## START Provided data
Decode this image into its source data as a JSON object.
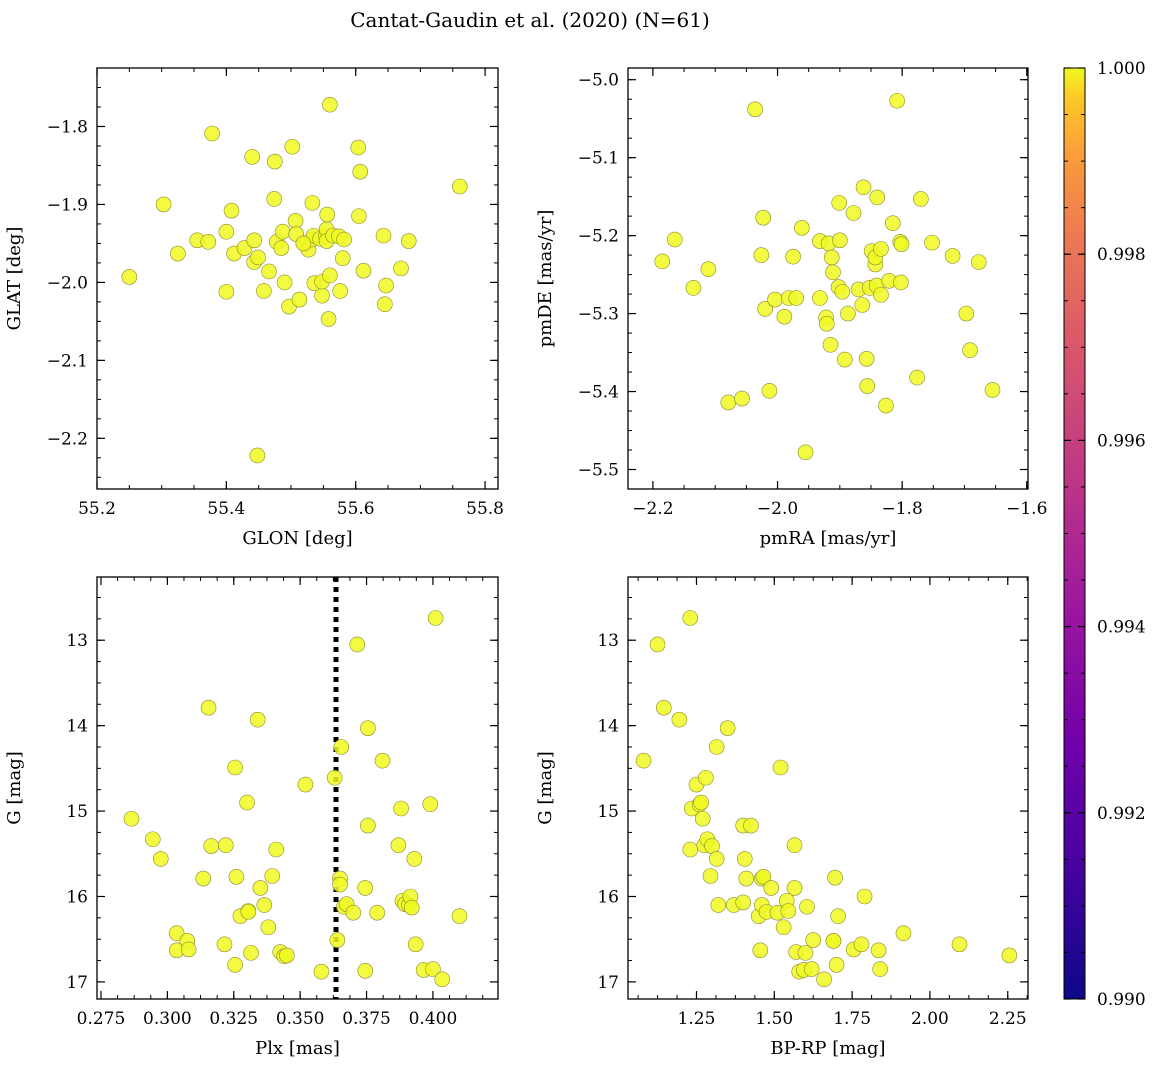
{
  "figure": {
    "title": "Cantat-Gaudin et al. (2020) (N=61)"
  },
  "colorbar": {
    "range": [
      0.99,
      1.0
    ],
    "tick_labels": [
      "0.990",
      "0.992",
      "0.994",
      "0.996",
      "0.998",
      "1.000"
    ],
    "tick_values": [
      0.99,
      0.992,
      0.994,
      0.996,
      0.998,
      1.0
    ],
    "colormap": "plasma",
    "colors": [
      "#0d0887",
      "#6a00a8",
      "#b12a90",
      "#e16462",
      "#fca636",
      "#f0f921"
    ]
  },
  "chart_data": [
    {
      "type": "scatter",
      "xlabel": "GLON [deg]",
      "ylabel": "GLAT [deg]",
      "xlim": [
        55.2,
        55.82
      ],
      "ylim": [
        -2.265,
        -1.725
      ],
      "xticks": [
        55.2,
        55.4,
        55.6,
        55.8
      ],
      "xtick_labels": [
        "55.2",
        "55.4",
        "55.6",
        "55.8"
      ],
      "yticks": [
        -1.8,
        -1.9,
        -2.0,
        -2.1,
        -2.2
      ],
      "ytick_labels": [
        "−1.8",
        "−1.9",
        "−2.0",
        "−2.1",
        "−2.2"
      ],
      "point_color": "#f0f921",
      "points": [
        [
          55.25,
          -1.993
        ],
        [
          55.303,
          -1.9
        ],
        [
          55.325,
          -1.963
        ],
        [
          55.355,
          -1.946
        ],
        [
          55.372,
          -1.948
        ],
        [
          55.378,
          -1.809
        ],
        [
          55.4,
          -1.935
        ],
        [
          55.4,
          -2.012
        ],
        [
          55.408,
          -1.908
        ],
        [
          55.412,
          -1.963
        ],
        [
          55.428,
          -1.956
        ],
        [
          55.44,
          -1.839
        ],
        [
          55.443,
          -1.946
        ],
        [
          55.443,
          -1.974
        ],
        [
          55.448,
          -2.222
        ],
        [
          55.449,
          -1.968
        ],
        [
          55.458,
          -2.011
        ],
        [
          55.466,
          -1.986
        ],
        [
          55.474,
          -1.893
        ],
        [
          55.475,
          -1.845
        ],
        [
          55.478,
          -1.948
        ],
        [
          55.485,
          -1.956
        ],
        [
          55.487,
          -1.935
        ],
        [
          55.49,
          -2.0
        ],
        [
          55.497,
          -2.031
        ],
        [
          55.502,
          -1.826
        ],
        [
          55.507,
          -1.921
        ],
        [
          55.508,
          -1.938
        ],
        [
          55.513,
          -2.022
        ],
        [
          55.522,
          -1.951
        ],
        [
          55.527,
          -1.958
        ],
        [
          55.532,
          -1.945
        ],
        [
          55.533,
          -1.898
        ],
        [
          55.535,
          -1.94
        ],
        [
          55.536,
          -2.001
        ],
        [
          55.545,
          -1.944
        ],
        [
          55.548,
          -2.017
        ],
        [
          55.548,
          -1.999
        ],
        [
          55.554,
          -1.94
        ],
        [
          55.555,
          -1.932
        ],
        [
          55.555,
          -1.947
        ],
        [
          55.556,
          -1.913
        ],
        [
          55.558,
          -2.047
        ],
        [
          55.56,
          -1.772
        ],
        [
          55.56,
          -1.991
        ],
        [
          55.565,
          -1.94
        ],
        [
          55.574,
          -1.941
        ],
        [
          55.576,
          -2.011
        ],
        [
          55.58,
          -1.969
        ],
        [
          55.582,
          -1.945
        ],
        [
          55.604,
          -1.827
        ],
        [
          55.605,
          -1.915
        ],
        [
          55.607,
          -1.858
        ],
        [
          55.612,
          -1.985
        ],
        [
          55.643,
          -1.94
        ],
        [
          55.645,
          -2.028
        ],
        [
          55.647,
          -2.004
        ],
        [
          55.67,
          -1.982
        ],
        [
          55.682,
          -1.947
        ],
        [
          55.761,
          -1.877
        ],
        [
          55.519,
          -1.95
        ]
      ]
    },
    {
      "type": "scatter",
      "xlabel": "pmRA [mas/yr]",
      "ylabel": "pmDE [mas/yr]",
      "xlim": [
        -2.24,
        -1.598
      ],
      "ylim": [
        -5.525,
        -4.985
      ],
      "xticks": [
        -2.2,
        -2.0,
        -1.8,
        -1.6
      ],
      "xtick_labels": [
        "−2.2",
        "−2.0",
        "−1.8",
        "−1.6"
      ],
      "yticks": [
        -5.0,
        -5.1,
        -5.2,
        -5.3,
        -5.4,
        -5.5
      ],
      "ytick_labels": [
        "−5.0",
        "−5.1",
        "−5.2",
        "−5.3",
        "−5.4",
        "−5.5"
      ],
      "point_color": "#f0f921",
      "points": [
        [
          -2.185,
          -5.233
        ],
        [
          -2.165,
          -5.205
        ],
        [
          -2.135,
          -5.267
        ],
        [
          -2.111,
          -5.243
        ],
        [
          -2.079,
          -5.414
        ],
        [
          -2.057,
          -5.409
        ],
        [
          -2.036,
          -5.038
        ],
        [
          -2.026,
          -5.225
        ],
        [
          -2.023,
          -5.177
        ],
        [
          -2.02,
          -5.294
        ],
        [
          -2.013,
          -5.399
        ],
        [
          -2.004,
          -5.282
        ],
        [
          -1.989,
          -5.304
        ],
        [
          -1.982,
          -5.28
        ],
        [
          -1.975,
          -5.227
        ],
        [
          -1.97,
          -5.28
        ],
        [
          -1.961,
          -5.19
        ],
        [
          -1.955,
          -5.478
        ],
        [
          -1.932,
          -5.28
        ],
        [
          -1.932,
          -5.207
        ],
        [
          -1.922,
          -5.305
        ],
        [
          -1.921,
          -5.313
        ],
        [
          -1.918,
          -5.21
        ],
        [
          -1.915,
          -5.34
        ],
        [
          -1.913,
          -5.228
        ],
        [
          -1.911,
          -5.247
        ],
        [
          -1.902,
          -5.266
        ],
        [
          -1.901,
          -5.158
        ],
        [
          -1.9,
          -5.206
        ],
        [
          -1.896,
          -5.272
        ],
        [
          -1.892,
          -5.359
        ],
        [
          -1.887,
          -5.3
        ],
        [
          -1.878,
          -5.171
        ],
        [
          -1.87,
          -5.269
        ],
        [
          -1.864,
          -5.289
        ],
        [
          -1.862,
          -5.138
        ],
        [
          -1.857,
          -5.358
        ],
        [
          -1.856,
          -5.393
        ],
        [
          -1.852,
          -5.267
        ],
        [
          -1.849,
          -5.22
        ],
        [
          -1.843,
          -5.237
        ],
        [
          -1.843,
          -5.228
        ],
        [
          -1.841,
          -5.264
        ],
        [
          -1.84,
          -5.151
        ],
        [
          -1.834,
          -5.276
        ],
        [
          -1.834,
          -5.217
        ],
        [
          -1.826,
          -5.418
        ],
        [
          -1.821,
          -5.258
        ],
        [
          -1.815,
          -5.184
        ],
        [
          -1.808,
          -5.027
        ],
        [
          -1.803,
          -5.208
        ],
        [
          -1.802,
          -5.26
        ],
        [
          -1.801,
          -5.211
        ],
        [
          -1.776,
          -5.382
        ],
        [
          -1.77,
          -5.153
        ],
        [
          -1.752,
          -5.209
        ],
        [
          -1.719,
          -5.226
        ],
        [
          -1.697,
          -5.3
        ],
        [
          -1.691,
          -5.347
        ],
        [
          -1.677,
          -5.234
        ],
        [
          -1.655,
          -5.398
        ]
      ]
    },
    {
      "type": "scatter",
      "xlabel": "Plx [mas]",
      "ylabel": "G [mag]",
      "xlim": [
        0.2735,
        0.4245
      ],
      "ylim": [
        17.2,
        12.26
      ],
      "y_inverted": true,
      "xticks": [
        0.275,
        0.3,
        0.325,
        0.35,
        0.375,
        0.4
      ],
      "xtick_labels": [
        "0.275",
        "0.300",
        "0.325",
        "0.350",
        "0.375",
        "0.400"
      ],
      "yticks": [
        13,
        14,
        15,
        16,
        17
      ],
      "ytick_labels": [
        "13",
        "14",
        "15",
        "16",
        "17"
      ],
      "vline": {
        "x": 0.3635,
        "style": "dotted"
      },
      "point_color": "#f0f921",
      "points": [
        [
          0.2865,
          15.09
        ],
        [
          0.2945,
          15.33
        ],
        [
          0.2975,
          15.56
        ],
        [
          0.3035,
          16.43
        ],
        [
          0.3035,
          16.63
        ],
        [
          0.3075,
          16.52
        ],
        [
          0.308,
          16.62
        ],
        [
          0.3135,
          15.79
        ],
        [
          0.3155,
          13.79
        ],
        [
          0.3165,
          15.41
        ],
        [
          0.3215,
          16.56
        ],
        [
          0.322,
          15.4
        ],
        [
          0.3255,
          16.8
        ],
        [
          0.3255,
          14.49
        ],
        [
          0.326,
          15.77
        ],
        [
          0.3275,
          16.23
        ],
        [
          0.33,
          14.9
        ],
        [
          0.3305,
          16.17
        ],
        [
          0.3315,
          16.66
        ],
        [
          0.334,
          13.93
        ],
        [
          0.335,
          15.9
        ],
        [
          0.3365,
          16.1
        ],
        [
          0.338,
          16.36
        ],
        [
          0.3395,
          15.76
        ],
        [
          0.341,
          15.45
        ],
        [
          0.3425,
          16.65
        ],
        [
          0.344,
          16.7
        ],
        [
          0.345,
          16.69
        ],
        [
          0.352,
          14.69
        ],
        [
          0.358,
          16.88
        ],
        [
          0.363,
          14.61
        ],
        [
          0.364,
          16.51
        ],
        [
          0.365,
          15.79
        ],
        [
          0.365,
          15.86
        ],
        [
          0.3655,
          14.25
        ],
        [
          0.3665,
          16.12
        ],
        [
          0.3675,
          16.09
        ],
        [
          0.37,
          16.19
        ],
        [
          0.3715,
          13.05
        ],
        [
          0.3745,
          16.87
        ],
        [
          0.3745,
          15.9
        ],
        [
          0.3755,
          14.03
        ],
        [
          0.3755,
          15.17
        ],
        [
          0.379,
          16.19
        ],
        [
          0.381,
          14.41
        ],
        [
          0.387,
          15.4
        ],
        [
          0.388,
          14.97
        ],
        [
          0.3885,
          16.05
        ],
        [
          0.3895,
          16.09
        ],
        [
          0.391,
          16.1
        ],
        [
          0.3915,
          16.0
        ],
        [
          0.392,
          16.13
        ],
        [
          0.393,
          15.56
        ],
        [
          0.3935,
          16.56
        ],
        [
          0.3965,
          16.86
        ],
        [
          0.399,
          14.92
        ],
        [
          0.4,
          16.85
        ],
        [
          0.401,
          12.74
        ],
        [
          0.4035,
          16.97
        ],
        [
          0.41,
          16.23
        ],
        [
          0.3305,
          16.18
        ]
      ]
    },
    {
      "type": "scatter",
      "xlabel": "BP-RP [mag]",
      "ylabel": "G [mag]",
      "xlim": [
        1.03,
        2.315
      ],
      "ylim": [
        17.2,
        12.26
      ],
      "y_inverted": true,
      "xticks": [
        1.25,
        1.5,
        1.75,
        2.0,
        2.25
      ],
      "xtick_labels": [
        "1.25",
        "1.50",
        "1.75",
        "2.00",
        "2.25"
      ],
      "yticks": [
        13,
        14,
        15,
        16,
        17
      ],
      "ytick_labels": [
        "13",
        "14",
        "15",
        "16",
        "17"
      ],
      "point_color": "#f0f921",
      "points": [
        [
          1.08,
          14.41
        ],
        [
          1.125,
          13.05
        ],
        [
          1.145,
          13.79
        ],
        [
          1.195,
          13.93
        ],
        [
          1.23,
          12.74
        ],
        [
          1.23,
          15.45
        ],
        [
          1.235,
          14.97
        ],
        [
          1.25,
          14.69
        ],
        [
          1.26,
          14.92
        ],
        [
          1.265,
          14.9
        ],
        [
          1.27,
          15.09
        ],
        [
          1.275,
          15.4
        ],
        [
          1.28,
          14.61
        ],
        [
          1.285,
          15.33
        ],
        [
          1.295,
          15.76
        ],
        [
          1.3,
          15.41
        ],
        [
          1.315,
          14.25
        ],
        [
          1.315,
          15.56
        ],
        [
          1.32,
          16.1
        ],
        [
          1.35,
          14.03
        ],
        [
          1.37,
          16.1
        ],
        [
          1.4,
          15.17
        ],
        [
          1.4,
          16.07
        ],
        [
          1.405,
          15.56
        ],
        [
          1.41,
          15.79
        ],
        [
          1.425,
          15.17
        ],
        [
          1.45,
          16.23
        ],
        [
          1.455,
          16.63
        ],
        [
          1.46,
          16.1
        ],
        [
          1.46,
          15.79
        ],
        [
          1.465,
          15.77
        ],
        [
          1.475,
          16.18
        ],
        [
          1.49,
          15.9
        ],
        [
          1.51,
          16.19
        ],
        [
          1.52,
          14.49
        ],
        [
          1.53,
          16.36
        ],
        [
          1.54,
          16.05
        ],
        [
          1.545,
          16.17
        ],
        [
          1.565,
          15.9
        ],
        [
          1.565,
          15.4
        ],
        [
          1.57,
          16.65
        ],
        [
          1.58,
          16.88
        ],
        [
          1.595,
          16.86
        ],
        [
          1.6,
          16.66
        ],
        [
          1.605,
          16.12
        ],
        [
          1.625,
          16.51
        ],
        [
          1.62,
          16.85
        ],
        [
          1.66,
          16.97
        ],
        [
          1.69,
          16.52
        ],
        [
          1.695,
          15.78
        ],
        [
          1.7,
          16.8
        ],
        [
          1.705,
          16.23
        ],
        [
          1.755,
          16.62
        ],
        [
          1.78,
          16.56
        ],
        [
          1.79,
          16.0
        ],
        [
          1.835,
          16.63
        ],
        [
          1.84,
          16.85
        ],
        [
          1.915,
          16.43
        ],
        [
          2.095,
          16.56
        ],
        [
          2.255,
          16.69
        ],
        [
          1.69,
          16.52
        ]
      ]
    }
  ]
}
## END Provided data
→ Description of the task: Gather each line in these records that contains the string "ylabel".

→ Task solution:
      "ylabel": "GLAT [deg]",
      "ylabel": "pmDE [mas/yr]",
      "ylabel": "G [mag]",
      "ylabel": "G [mag]",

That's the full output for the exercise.